Retype the material in full, keeping every word the same.
--- Start Records shown ---
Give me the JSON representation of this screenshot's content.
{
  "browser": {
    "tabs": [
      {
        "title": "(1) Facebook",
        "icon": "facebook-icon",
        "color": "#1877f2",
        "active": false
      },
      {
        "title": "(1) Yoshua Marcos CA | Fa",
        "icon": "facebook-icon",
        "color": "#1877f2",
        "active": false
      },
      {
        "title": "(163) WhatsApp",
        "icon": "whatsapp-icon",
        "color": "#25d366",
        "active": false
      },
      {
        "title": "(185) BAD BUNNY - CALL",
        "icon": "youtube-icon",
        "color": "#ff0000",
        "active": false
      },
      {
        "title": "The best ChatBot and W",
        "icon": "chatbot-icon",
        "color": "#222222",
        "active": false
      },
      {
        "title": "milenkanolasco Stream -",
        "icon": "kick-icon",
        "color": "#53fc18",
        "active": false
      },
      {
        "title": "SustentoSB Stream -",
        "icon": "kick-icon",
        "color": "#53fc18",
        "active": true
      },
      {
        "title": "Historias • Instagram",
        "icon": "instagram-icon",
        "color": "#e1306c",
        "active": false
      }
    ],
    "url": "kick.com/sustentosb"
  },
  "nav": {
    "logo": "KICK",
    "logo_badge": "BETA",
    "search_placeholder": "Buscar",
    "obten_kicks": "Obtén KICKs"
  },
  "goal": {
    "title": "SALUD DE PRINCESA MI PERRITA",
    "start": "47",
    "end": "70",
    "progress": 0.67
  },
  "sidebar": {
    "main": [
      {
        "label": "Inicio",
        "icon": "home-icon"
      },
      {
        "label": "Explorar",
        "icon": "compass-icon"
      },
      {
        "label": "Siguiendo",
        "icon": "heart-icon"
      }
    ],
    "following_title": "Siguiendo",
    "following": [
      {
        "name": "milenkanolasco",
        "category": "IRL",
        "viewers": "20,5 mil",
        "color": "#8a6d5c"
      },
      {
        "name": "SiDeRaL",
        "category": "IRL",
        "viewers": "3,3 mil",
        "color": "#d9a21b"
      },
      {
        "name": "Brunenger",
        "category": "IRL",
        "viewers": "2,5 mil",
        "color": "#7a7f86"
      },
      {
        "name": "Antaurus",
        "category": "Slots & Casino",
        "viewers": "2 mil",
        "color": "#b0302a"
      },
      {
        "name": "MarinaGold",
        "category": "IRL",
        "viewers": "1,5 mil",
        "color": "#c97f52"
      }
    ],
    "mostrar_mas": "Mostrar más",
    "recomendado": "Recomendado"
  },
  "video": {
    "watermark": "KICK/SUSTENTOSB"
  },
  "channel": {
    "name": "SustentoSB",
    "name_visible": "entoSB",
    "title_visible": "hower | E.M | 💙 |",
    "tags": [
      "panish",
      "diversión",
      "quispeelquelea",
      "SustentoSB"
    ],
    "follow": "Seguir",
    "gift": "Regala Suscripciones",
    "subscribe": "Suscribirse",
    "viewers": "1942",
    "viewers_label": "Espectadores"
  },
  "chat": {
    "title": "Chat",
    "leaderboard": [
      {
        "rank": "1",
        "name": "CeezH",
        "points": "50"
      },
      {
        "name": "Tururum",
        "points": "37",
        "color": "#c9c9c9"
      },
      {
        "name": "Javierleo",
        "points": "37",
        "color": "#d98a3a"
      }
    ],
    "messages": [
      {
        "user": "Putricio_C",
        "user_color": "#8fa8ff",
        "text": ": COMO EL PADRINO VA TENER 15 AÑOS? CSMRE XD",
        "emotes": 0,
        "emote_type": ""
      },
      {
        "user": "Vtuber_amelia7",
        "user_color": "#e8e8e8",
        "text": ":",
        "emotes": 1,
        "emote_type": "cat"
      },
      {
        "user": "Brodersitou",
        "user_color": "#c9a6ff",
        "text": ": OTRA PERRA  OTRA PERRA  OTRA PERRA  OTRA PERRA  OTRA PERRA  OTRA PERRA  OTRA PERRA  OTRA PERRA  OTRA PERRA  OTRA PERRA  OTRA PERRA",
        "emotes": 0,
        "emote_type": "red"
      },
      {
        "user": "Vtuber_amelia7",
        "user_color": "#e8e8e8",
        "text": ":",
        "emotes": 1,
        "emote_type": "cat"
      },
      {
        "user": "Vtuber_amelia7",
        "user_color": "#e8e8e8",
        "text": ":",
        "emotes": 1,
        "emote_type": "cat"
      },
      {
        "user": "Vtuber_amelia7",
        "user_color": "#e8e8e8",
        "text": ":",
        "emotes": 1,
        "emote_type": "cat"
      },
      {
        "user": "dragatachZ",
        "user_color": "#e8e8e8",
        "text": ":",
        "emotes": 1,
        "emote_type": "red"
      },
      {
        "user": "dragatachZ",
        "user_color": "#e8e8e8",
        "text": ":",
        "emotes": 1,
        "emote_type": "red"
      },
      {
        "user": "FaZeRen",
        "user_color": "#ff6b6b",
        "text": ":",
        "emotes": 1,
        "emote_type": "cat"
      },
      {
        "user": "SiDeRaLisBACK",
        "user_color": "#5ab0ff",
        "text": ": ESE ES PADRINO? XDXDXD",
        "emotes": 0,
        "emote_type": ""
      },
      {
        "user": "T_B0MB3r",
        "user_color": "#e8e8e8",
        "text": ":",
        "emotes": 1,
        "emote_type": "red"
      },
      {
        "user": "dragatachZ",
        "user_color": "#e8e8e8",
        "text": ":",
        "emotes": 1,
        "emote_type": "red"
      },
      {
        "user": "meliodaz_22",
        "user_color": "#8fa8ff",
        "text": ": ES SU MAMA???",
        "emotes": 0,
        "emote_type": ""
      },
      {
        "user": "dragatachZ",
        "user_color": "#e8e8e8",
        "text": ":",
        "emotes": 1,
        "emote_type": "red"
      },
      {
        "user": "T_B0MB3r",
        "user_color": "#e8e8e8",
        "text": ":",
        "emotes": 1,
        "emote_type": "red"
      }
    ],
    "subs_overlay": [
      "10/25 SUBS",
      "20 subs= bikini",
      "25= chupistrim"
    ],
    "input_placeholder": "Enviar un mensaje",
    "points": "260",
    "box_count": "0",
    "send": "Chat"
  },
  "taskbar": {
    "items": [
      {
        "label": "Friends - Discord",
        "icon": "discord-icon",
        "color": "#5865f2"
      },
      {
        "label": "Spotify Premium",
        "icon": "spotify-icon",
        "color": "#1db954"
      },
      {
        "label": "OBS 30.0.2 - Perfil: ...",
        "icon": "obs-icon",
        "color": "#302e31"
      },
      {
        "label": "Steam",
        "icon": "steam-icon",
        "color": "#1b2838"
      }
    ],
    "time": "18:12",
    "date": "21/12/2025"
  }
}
--- End Records shown ---
= Response to the task =
Give me the JSON representation of this screenshot's content.
{
  "browser": {
    "tabs": [
      {
        "title": "(1) Facebook",
        "icon": "facebook-icon",
        "color": "#1877f2",
        "active": false
      },
      {
        "title": "(1) Yoshua Marcos CA | Fa",
        "icon": "facebook-icon",
        "color": "#1877f2",
        "active": false
      },
      {
        "title": "(163) WhatsApp",
        "icon": "whatsapp-icon",
        "color": "#25d366",
        "active": false
      },
      {
        "title": "(185) BAD BUNNY - CALL",
        "icon": "youtube-icon",
        "color": "#ff0000",
        "active": false
      },
      {
        "title": "The best ChatBot and W",
        "icon": "chatbot-icon",
        "color": "#222222",
        "active": false
      },
      {
        "title": "milenkanolasco Stream -",
        "icon": "kick-icon",
        "color": "#53fc18",
        "active": false
      },
      {
        "title": "SustentoSB Stream -",
        "icon": "kick-icon",
        "color": "#53fc18",
        "active": true
      },
      {
        "title": "Historias • Instagram",
        "icon": "instagram-icon",
        "color": "#e1306c",
        "active": false
      }
    ],
    "url": "kick.com/sustentosb"
  },
  "nav": {
    "logo": "KICK",
    "logo_badge": "BETA",
    "search_placeholder": "Buscar",
    "obten_kicks": "Obtén KICKs"
  },
  "goal": {
    "title": "SALUD DE PRINCESA MI PERRITA",
    "start": "47",
    "end": "70",
    "progress": 0.67
  },
  "sidebar": {
    "main": [
      {
        "label": "Inicio",
        "icon": "home-icon"
      },
      {
        "label": "Explorar",
        "icon": "compass-icon"
      },
      {
        "label": "Siguiendo",
        "icon": "heart-icon"
      }
    ],
    "following_title": "Siguiendo",
    "following": [
      {
        "name": "milenkanolasco",
        "category": "IRL",
        "viewers": "20,5 mil",
        "color": "#8a6d5c"
      },
      {
        "name": "SiDeRaL",
        "category": "IRL",
        "viewers": "3,3 mil",
        "color": "#d9a21b"
      },
      {
        "name": "Brunenger",
        "category": "IRL",
        "viewers": "2,5 mil",
        "color": "#7a7f86"
      },
      {
        "name": "Antaurus",
        "category": "Slots & Casino",
        "viewers": "2 mil",
        "color": "#b0302a"
      },
      {
        "name": "MarinaGold",
        "category": "IRL",
        "viewers": "1,5 mil",
        "color": "#c97f52"
      }
    ],
    "mostrar_mas": "Mostrar más",
    "recomendado": "Recomendado"
  },
  "video": {
    "watermark": "KICK/SUSTENTOSB"
  },
  "channel": {
    "name": "SustentoSB",
    "name_visible": "entoSB",
    "title_visible": "hower | E.M | 💙 |",
    "tags": [
      "panish",
      "diversión",
      "quispeelquelea",
      "SustentoSB"
    ],
    "follow": "Seguir",
    "gift": "Regala Suscripciones",
    "subscribe": "Suscribirse",
    "viewers": "1942",
    "viewers_label": "Espectadores"
  },
  "chat": {
    "title": "Chat",
    "leaderboard": [
      {
        "rank": "1",
        "name": "CeezH",
        "points": "50"
      },
      {
        "name": "Tururum",
        "points": "37",
        "color": "#c9c9c9"
      },
      {
        "name": "Javierleo",
        "points": "37",
        "color": "#d98a3a"
      }
    ],
    "messages": [
      {
        "user": "Putricio_C",
        "user_color": "#8fa8ff",
        "text": ": COMO EL PADRINO VA TENER 15 AÑOS? CSMRE XD",
        "emotes": 0,
        "emote_type": ""
      },
      {
        "user": "Vtuber_amelia7",
        "user_color": "#e8e8e8",
        "text": ":",
        "emotes": 1,
        "emote_type": "cat"
      },
      {
        "user": "Brodersitou",
        "user_color": "#c9a6ff",
        "text": ": OTRA PERRA  OTRA PERRA  OTRA PERRA  OTRA PERRA  OTRA PERRA  OTRA PERRA  OTRA PERRA  OTRA PERRA  OTRA PERRA  OTRA PERRA  OTRA PERRA",
        "emotes": 0,
        "emote_type": "red"
      },
      {
        "user": "Vtuber_amelia7",
        "user_color": "#e8e8e8",
        "text": ":",
        "emotes": 1,
        "emote_type": "cat"
      },
      {
        "user": "Vtuber_amelia7",
        "user_color": "#e8e8e8",
        "text": ":",
        "emotes": 1,
        "emote_type": "cat"
      },
      {
        "user": "Vtuber_amelia7",
        "user_color": "#e8e8e8",
        "text": ":",
        "emotes": 1,
        "emote_type": "cat"
      },
      {
        "user": "dragatachZ",
        "user_color": "#e8e8e8",
        "text": ":",
        "emotes": 1,
        "emote_type": "red"
      },
      {
        "user": "dragatachZ",
        "user_color": "#e8e8e8",
        "text": ":",
        "emotes": 1,
        "emote_type": "red"
      },
      {
        "user": "FaZeRen",
        "user_color": "#ff6b6b",
        "text": ":",
        "emotes": 1,
        "emote_type": "cat"
      },
      {
        "user": "SiDeRaLisBACK",
        "user_color": "#5ab0ff",
        "text": ": ESE ES PADRINO? XDXDXD",
        "emotes": 0,
        "emote_type": ""
      },
      {
        "user": "T_B0MB3r",
        "user_color": "#e8e8e8",
        "text": ":",
        "emotes": 1,
        "emote_type": "red"
      },
      {
        "user": "dragatachZ",
        "user_color": "#e8e8e8",
        "text": ":",
        "emotes": 1,
        "emote_type": "red"
      },
      {
        "user": "meliodaz_22",
        "user_color": "#8fa8ff",
        "text": ": ES SU MAMA???",
        "emotes": 0,
        "emote_type": ""
      },
      {
        "user": "dragatachZ",
        "user_color": "#e8e8e8",
        "text": ":",
        "emotes": 1,
        "emote_type": "red"
      },
      {
        "user": "T_B0MB3r",
        "user_color": "#e8e8e8",
        "text": ":",
        "emotes": 1,
        "emote_type": "red"
      }
    ],
    "subs_overlay": [
      "10/25 SUBS",
      "20 subs= bikini",
      "25= chupistrim"
    ],
    "input_placeholder": "Enviar un mensaje",
    "points": "260",
    "box_count": "0",
    "send": "Chat"
  },
  "taskbar": {
    "items": [
      {
        "label": "Friends - Discord",
        "icon": "discord-icon",
        "color": "#5865f2"
      },
      {
        "label": "Spotify Premium",
        "icon": "spotify-icon",
        "color": "#1db954"
      },
      {
        "label": "OBS 30.0.2 - Perfil: ...",
        "icon": "obs-icon",
        "color": "#302e31"
      },
      {
        "label": "Steam",
        "icon": "steam-icon",
        "color": "#1b2838"
      }
    ],
    "time": "18:12",
    "date": "21/12/2025"
  }
}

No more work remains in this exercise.